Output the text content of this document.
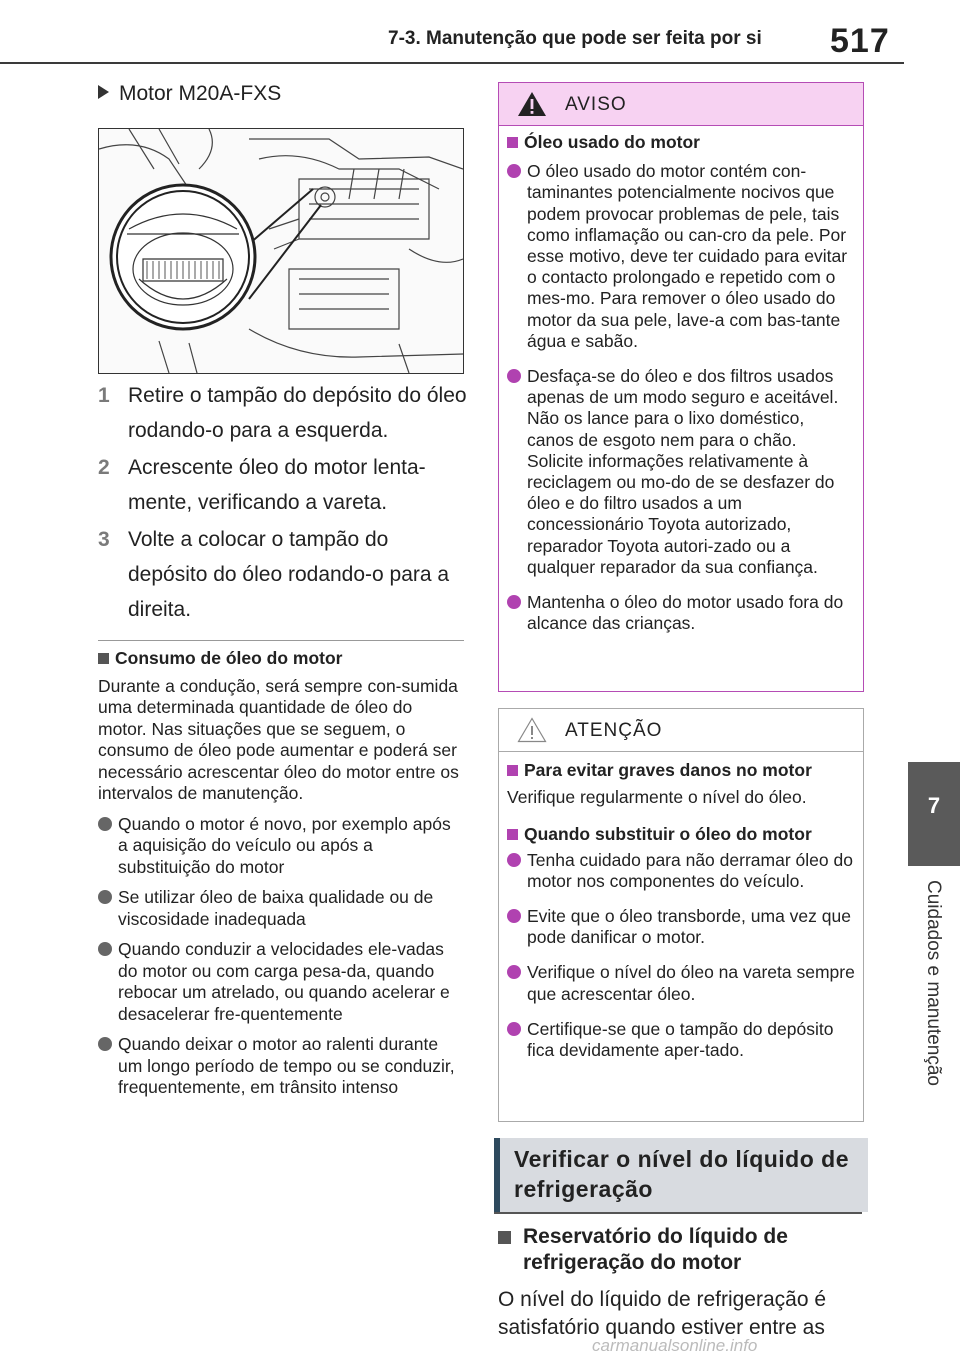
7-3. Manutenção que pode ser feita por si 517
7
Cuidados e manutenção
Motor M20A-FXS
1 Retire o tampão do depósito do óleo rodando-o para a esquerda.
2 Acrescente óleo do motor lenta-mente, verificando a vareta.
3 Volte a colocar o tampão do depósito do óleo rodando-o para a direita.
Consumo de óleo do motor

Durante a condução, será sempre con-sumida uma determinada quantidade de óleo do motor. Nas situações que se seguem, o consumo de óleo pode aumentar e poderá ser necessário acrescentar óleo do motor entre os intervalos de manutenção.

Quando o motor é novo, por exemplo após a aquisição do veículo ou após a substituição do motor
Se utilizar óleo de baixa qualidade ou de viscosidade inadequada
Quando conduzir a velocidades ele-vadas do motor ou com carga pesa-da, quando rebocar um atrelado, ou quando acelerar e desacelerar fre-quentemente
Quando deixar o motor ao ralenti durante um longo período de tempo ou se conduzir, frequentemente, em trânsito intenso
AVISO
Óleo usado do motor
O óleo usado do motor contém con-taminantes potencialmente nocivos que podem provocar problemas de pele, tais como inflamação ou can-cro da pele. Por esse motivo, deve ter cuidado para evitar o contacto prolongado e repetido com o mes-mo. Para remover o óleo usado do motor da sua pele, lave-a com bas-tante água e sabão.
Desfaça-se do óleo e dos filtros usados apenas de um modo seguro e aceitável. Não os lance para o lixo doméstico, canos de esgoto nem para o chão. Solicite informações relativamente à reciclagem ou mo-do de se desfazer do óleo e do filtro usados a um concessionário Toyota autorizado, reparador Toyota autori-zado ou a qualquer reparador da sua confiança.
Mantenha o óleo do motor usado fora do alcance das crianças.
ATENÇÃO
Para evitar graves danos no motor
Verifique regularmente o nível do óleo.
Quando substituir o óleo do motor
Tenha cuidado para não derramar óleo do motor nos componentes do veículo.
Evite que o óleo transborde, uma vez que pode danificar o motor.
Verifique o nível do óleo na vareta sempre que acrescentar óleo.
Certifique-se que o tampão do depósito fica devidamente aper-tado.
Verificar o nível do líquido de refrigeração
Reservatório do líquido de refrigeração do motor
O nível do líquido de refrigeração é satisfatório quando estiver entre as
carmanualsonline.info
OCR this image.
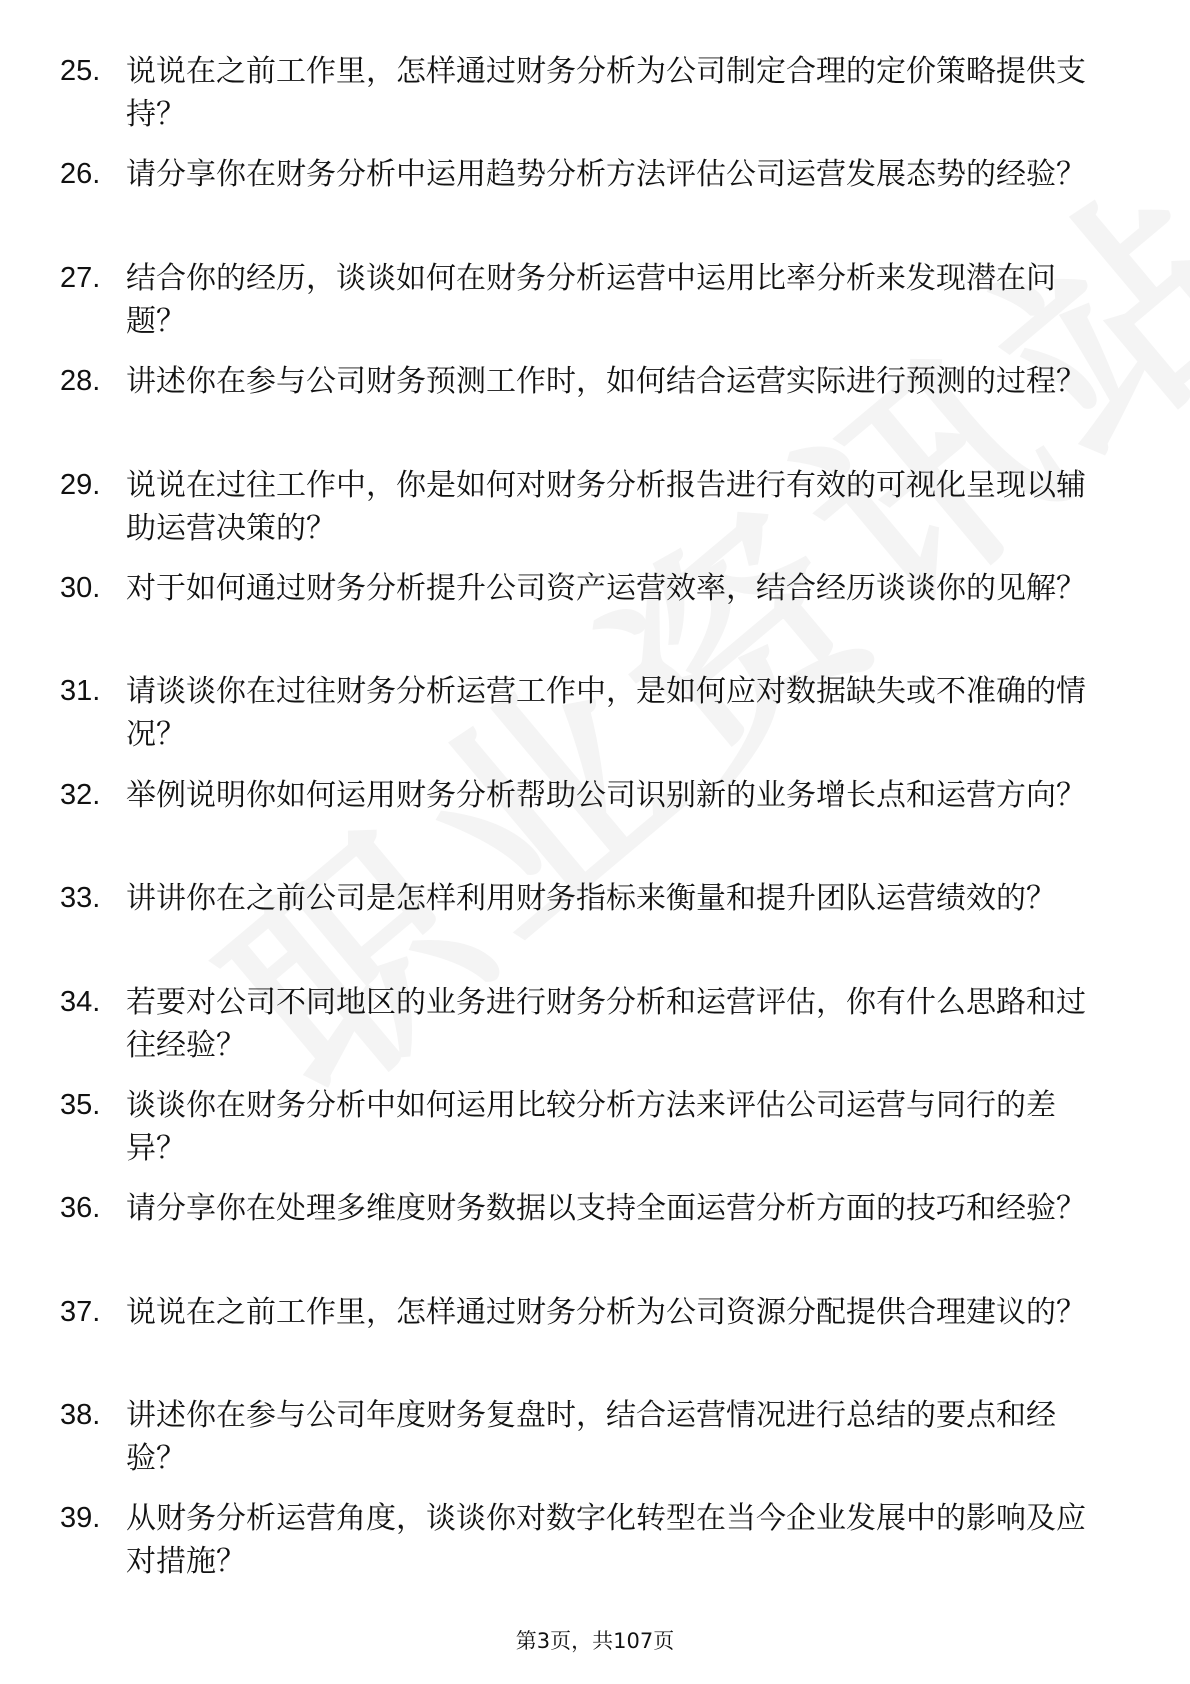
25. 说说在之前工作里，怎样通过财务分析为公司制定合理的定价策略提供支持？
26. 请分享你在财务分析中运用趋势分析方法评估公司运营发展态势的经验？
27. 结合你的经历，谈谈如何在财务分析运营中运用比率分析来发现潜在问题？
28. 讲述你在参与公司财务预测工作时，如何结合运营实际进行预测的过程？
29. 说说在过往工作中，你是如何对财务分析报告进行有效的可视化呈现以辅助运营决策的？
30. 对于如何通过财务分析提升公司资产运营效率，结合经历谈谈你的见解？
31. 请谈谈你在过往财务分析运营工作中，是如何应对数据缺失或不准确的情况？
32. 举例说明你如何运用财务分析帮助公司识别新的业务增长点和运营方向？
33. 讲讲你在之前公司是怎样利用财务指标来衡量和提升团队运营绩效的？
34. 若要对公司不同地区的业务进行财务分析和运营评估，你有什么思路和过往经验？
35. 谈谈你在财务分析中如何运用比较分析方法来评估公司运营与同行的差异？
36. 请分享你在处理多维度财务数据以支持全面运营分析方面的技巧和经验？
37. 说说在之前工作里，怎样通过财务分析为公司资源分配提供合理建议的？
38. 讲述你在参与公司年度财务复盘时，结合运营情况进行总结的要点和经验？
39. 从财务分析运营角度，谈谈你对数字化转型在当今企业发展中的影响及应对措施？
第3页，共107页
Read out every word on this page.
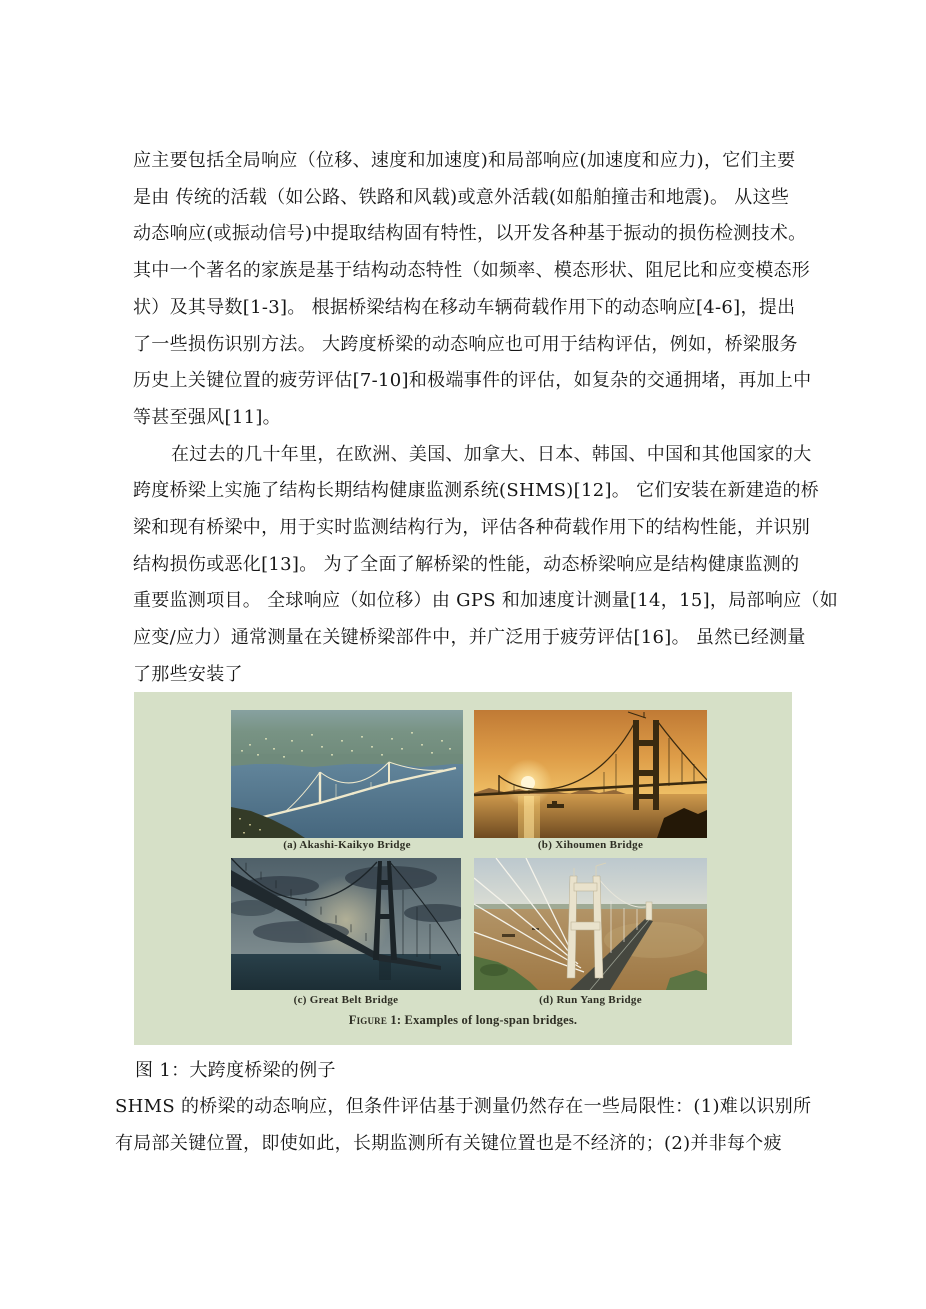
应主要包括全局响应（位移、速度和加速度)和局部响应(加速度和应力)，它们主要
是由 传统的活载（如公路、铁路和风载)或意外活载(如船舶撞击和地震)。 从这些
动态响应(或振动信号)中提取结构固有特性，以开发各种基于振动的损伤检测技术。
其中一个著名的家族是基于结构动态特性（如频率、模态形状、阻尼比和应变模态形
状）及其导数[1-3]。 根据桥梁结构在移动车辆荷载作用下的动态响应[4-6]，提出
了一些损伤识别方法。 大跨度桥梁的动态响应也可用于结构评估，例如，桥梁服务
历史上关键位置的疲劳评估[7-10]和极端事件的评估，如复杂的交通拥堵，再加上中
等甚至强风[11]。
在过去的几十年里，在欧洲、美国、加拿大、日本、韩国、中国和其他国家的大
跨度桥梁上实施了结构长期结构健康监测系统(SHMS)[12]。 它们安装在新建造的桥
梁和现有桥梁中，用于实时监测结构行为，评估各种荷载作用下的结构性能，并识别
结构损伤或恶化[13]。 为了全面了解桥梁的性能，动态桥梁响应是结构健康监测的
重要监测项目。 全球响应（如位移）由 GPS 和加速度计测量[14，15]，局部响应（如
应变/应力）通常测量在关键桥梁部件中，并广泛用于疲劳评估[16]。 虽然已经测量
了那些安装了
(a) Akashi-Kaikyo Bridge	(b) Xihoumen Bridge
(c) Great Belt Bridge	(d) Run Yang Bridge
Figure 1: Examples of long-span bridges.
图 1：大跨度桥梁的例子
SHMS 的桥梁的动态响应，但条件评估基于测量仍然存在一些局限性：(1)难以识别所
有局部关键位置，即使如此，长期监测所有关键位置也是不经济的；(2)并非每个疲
= = = = =
## INSTRUCTION
Print each line from the one containing "OCR this image." through the last line of the listing, both included, exactly and with no pictures.

## RESULT BELOW
OCR this image.
25. 说说在之前工作里，怎样通过财务分析为公司制定合理的定价策略提供支持？
26. 请分享你在财务分析中运用趋势分析方法评估公司运营发展态势的经验？
27. 结合你的经历，谈谈如何在财务分析运营中运用比率分析来发现潜在问题？
28. 讲述你在参与公司财务预测工作时，如何结合运营实际进行预测的过程？
29. 说说在过往工作中，你是如何对财务分析报告进行有效的可视化呈现以辅助运营决策的？
30. 对于如何通过财务分析提升公司资产运营效率，结合经历谈谈你的见解？
31. 请谈谈你在过往财务分析运营工作中，是如何应对数据缺失或不准确的情况？
32. 举例说明你如何运用财务分析帮助公司识别新的业务增长点和运营方向？
33. 讲讲你在之前公司是怎样利用财务指标来衡量和提升团队运营绩效的？
34. 若要对公司不同地区的业务进行财务分析和运营评估，你有什么思路和过往经验？
35. 谈谈你在财务分析中如何运用比较分析方法来评估公司运营与同行的差异？
36. 请分享你在处理多维度财务数据以支持全面运营分析方面的技巧和经验？
37. 说说在之前工作里，怎样通过财务分析为公司资源分配提供合理建议的？
38. 讲述你在参与公司年度财务复盘时，结合运营情况进行总结的要点和经验？
39. 从财务分析运营角度，谈谈你对数字化转型在当今企业发展中的影响及应对措施？
第3页，共107页
Read out every word on this page.
应主要包括全局响应（位移、速度和加速度)和局部响应(加速度和应力)，它们主要
是由 传统的活载（如公路、铁路和风载)或意外活载(如船舶撞击和地震)。 从这些
动态响应(或振动信号)中提取结构固有特性，以开发各种基于振动的损伤检测技术。
其中一个著名的家族是基于结构动态特性（如频率、模态形状、阻尼比和应变模态形
状）及其导数[1-3]。 根据桥梁结构在移动车辆荷载作用下的动态响应[4-6]，提出
了一些损伤识别方法。 大跨度桥梁的动态响应也可用于结构评估，例如，桥梁服务
历史上关键位置的疲劳评估[7-10]和极端事件的评估，如复杂的交通拥堵，再加上中
等甚至强风[11]。
在过去的几十年里，在欧洲、美国、加拿大、日本、韩国、中国和其他国家的大
跨度桥梁上实施了结构长期结构健康监测系统(SHMS)[12]。 它们安装在新建造的桥
梁和现有桥梁中，用于实时监测结构行为，评估各种荷载作用下的结构性能，并识别
结构损伤或恶化[13]。 为了全面了解桥梁的性能，动态桥梁响应是结构健康监测的
重要监测项目。 全球响应（如位移）由 GPS 和加速度计测量[14，15]，局部响应（如
应变/应力）通常测量在关键桥梁部件中，并广泛用于疲劳评估[16]。 虽然已经测量
了那些安装了
(a) Akashi-Kaikyo Bridge	(b) Xihoumen Bridge
(c) Great Belt Bridge	(d) Run Yang Bridge
Figure 1: Examples of long-span bridges.
图 1：大跨度桥梁的例子
SHMS 的桥梁的动态响应，但条件评估基于测量仍然存在一些局限性：(1)难以识别所
有局部关键位置，即使如此，长期监测所有关键位置也是不经济的；(2)并非每个疲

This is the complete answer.